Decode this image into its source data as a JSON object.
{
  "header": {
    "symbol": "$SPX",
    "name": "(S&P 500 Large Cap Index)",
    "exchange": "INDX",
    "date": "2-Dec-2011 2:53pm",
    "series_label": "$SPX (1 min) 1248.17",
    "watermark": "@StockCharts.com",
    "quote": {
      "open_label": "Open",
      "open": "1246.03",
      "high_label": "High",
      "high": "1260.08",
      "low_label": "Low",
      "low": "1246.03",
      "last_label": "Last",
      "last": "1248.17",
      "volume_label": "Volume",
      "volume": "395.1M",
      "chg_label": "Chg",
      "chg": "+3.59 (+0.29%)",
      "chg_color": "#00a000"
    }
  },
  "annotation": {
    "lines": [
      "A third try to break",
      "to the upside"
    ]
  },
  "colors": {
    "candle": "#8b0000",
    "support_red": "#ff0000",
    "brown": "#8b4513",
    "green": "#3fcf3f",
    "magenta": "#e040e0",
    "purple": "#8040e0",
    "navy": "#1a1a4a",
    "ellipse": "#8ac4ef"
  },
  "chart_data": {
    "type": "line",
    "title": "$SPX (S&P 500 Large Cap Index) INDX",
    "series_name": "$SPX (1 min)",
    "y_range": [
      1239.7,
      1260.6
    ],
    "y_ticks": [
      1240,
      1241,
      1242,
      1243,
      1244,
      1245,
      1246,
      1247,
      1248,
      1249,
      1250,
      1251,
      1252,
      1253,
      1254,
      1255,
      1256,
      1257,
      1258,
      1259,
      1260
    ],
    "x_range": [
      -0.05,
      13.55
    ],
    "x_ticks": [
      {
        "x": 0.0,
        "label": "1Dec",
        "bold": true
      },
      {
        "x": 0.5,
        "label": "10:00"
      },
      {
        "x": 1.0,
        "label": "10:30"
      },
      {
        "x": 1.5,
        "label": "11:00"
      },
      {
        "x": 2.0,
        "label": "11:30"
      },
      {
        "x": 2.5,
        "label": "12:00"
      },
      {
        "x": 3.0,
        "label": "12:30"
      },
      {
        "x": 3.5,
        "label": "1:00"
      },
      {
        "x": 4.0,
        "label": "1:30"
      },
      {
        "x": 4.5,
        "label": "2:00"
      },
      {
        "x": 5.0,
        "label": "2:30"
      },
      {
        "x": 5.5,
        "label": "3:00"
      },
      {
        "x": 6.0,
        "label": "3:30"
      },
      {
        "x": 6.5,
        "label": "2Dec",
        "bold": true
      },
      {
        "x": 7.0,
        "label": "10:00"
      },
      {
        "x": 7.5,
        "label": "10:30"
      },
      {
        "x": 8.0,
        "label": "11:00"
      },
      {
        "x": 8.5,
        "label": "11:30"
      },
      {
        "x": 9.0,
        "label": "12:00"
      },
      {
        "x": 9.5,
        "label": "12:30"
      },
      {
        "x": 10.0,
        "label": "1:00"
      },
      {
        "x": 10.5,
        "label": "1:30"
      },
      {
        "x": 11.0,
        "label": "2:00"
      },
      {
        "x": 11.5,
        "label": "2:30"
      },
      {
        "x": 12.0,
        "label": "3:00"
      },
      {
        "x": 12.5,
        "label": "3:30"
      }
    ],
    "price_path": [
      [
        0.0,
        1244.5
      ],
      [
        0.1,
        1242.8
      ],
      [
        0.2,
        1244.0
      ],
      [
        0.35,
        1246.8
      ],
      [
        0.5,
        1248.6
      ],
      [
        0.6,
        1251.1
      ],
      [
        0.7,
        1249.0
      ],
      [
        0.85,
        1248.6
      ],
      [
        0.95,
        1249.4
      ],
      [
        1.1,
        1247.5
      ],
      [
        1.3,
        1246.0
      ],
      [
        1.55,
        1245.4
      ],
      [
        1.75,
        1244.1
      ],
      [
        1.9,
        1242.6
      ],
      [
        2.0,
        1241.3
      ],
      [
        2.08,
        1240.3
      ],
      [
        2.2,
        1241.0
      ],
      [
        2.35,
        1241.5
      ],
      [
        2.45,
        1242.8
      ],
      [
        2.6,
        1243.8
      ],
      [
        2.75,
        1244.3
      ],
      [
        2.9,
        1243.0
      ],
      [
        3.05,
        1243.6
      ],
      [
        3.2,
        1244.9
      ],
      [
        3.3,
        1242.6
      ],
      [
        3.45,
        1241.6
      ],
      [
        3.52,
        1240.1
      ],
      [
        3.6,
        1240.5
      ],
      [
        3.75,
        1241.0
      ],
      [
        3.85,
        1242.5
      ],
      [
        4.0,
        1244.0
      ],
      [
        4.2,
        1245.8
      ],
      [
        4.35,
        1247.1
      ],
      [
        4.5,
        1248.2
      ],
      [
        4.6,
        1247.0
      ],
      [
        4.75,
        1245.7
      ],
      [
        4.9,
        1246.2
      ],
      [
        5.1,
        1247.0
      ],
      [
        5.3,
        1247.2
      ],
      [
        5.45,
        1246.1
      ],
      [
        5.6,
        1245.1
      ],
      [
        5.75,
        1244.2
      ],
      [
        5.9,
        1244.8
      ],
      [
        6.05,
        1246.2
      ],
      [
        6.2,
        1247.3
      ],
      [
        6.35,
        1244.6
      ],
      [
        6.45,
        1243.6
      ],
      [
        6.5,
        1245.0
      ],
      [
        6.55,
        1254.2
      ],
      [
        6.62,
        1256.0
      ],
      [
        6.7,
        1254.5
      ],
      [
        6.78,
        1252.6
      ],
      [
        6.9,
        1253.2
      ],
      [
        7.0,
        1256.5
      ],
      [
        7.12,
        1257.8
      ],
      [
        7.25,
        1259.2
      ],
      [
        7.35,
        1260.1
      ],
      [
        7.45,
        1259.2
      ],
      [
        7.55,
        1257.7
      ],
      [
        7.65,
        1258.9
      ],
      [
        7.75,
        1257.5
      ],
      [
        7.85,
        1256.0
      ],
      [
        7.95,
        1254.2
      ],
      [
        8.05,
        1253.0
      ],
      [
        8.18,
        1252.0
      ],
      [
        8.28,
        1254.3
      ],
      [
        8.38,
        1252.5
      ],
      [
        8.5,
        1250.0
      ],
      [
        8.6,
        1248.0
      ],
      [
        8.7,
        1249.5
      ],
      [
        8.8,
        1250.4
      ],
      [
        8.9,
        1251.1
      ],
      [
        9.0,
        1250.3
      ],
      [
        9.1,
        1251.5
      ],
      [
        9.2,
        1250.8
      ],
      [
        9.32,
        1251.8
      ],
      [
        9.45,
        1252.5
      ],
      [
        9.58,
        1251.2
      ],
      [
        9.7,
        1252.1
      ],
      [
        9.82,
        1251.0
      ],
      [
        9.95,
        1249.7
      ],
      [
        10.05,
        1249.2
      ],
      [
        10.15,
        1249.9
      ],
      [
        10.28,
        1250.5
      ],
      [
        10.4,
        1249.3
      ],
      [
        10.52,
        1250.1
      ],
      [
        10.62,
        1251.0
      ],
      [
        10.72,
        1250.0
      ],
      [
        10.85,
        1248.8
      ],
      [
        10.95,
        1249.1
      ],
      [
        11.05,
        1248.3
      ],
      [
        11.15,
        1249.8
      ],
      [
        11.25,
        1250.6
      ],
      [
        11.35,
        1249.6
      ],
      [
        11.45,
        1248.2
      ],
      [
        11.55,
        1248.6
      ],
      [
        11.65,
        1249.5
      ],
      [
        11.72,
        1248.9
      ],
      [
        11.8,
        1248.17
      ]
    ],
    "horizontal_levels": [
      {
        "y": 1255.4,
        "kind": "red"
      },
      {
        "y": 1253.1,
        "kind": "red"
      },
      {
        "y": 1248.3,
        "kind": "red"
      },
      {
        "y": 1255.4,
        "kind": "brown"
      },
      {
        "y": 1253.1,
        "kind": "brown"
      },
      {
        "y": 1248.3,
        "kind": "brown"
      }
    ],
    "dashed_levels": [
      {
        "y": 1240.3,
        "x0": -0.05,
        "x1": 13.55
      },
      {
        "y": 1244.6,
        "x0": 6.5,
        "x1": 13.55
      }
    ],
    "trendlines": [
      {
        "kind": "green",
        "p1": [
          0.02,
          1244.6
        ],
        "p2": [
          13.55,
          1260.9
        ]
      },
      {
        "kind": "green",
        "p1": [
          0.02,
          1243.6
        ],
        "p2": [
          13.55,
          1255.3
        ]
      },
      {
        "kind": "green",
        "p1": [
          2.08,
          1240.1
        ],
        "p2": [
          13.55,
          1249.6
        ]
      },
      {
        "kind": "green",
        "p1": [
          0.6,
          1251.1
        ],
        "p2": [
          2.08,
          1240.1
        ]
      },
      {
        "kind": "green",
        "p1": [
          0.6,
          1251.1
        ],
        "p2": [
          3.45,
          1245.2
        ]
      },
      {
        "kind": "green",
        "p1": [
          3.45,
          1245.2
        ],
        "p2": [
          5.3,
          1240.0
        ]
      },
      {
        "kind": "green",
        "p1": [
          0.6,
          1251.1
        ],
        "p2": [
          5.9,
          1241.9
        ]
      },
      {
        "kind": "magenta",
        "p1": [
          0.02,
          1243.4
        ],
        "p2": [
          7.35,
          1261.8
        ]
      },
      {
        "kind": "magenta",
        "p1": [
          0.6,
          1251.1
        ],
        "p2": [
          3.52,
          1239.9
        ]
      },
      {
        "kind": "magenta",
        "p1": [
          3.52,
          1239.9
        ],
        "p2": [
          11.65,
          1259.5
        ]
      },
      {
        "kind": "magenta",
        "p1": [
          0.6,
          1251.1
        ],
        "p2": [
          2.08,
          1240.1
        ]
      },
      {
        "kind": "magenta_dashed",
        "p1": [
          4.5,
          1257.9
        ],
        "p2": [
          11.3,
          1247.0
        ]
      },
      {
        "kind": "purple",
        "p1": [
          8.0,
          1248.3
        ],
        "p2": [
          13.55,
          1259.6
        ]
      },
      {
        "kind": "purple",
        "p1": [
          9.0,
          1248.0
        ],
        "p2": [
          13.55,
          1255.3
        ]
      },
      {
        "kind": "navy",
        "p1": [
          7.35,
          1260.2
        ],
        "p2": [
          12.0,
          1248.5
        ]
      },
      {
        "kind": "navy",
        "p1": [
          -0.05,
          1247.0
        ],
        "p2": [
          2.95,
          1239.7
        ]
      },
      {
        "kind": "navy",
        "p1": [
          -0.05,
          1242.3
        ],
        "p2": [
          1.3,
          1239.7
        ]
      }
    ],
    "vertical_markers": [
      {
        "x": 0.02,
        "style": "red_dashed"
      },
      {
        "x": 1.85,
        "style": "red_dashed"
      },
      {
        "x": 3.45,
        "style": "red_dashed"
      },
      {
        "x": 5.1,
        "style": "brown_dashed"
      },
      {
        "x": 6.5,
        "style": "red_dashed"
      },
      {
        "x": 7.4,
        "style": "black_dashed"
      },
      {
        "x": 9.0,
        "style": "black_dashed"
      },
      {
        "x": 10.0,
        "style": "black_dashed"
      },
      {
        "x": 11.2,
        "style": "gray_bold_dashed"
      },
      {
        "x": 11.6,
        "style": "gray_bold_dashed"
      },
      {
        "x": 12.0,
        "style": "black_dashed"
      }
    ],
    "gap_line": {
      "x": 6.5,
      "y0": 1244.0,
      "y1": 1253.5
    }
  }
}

----

Using the listing above, list every line in which the string "INDX" occurs.

- **The solution**
    "exchange": "INDX",
    "title": "$SPX (S&P 500 Large Cap Index) INDX",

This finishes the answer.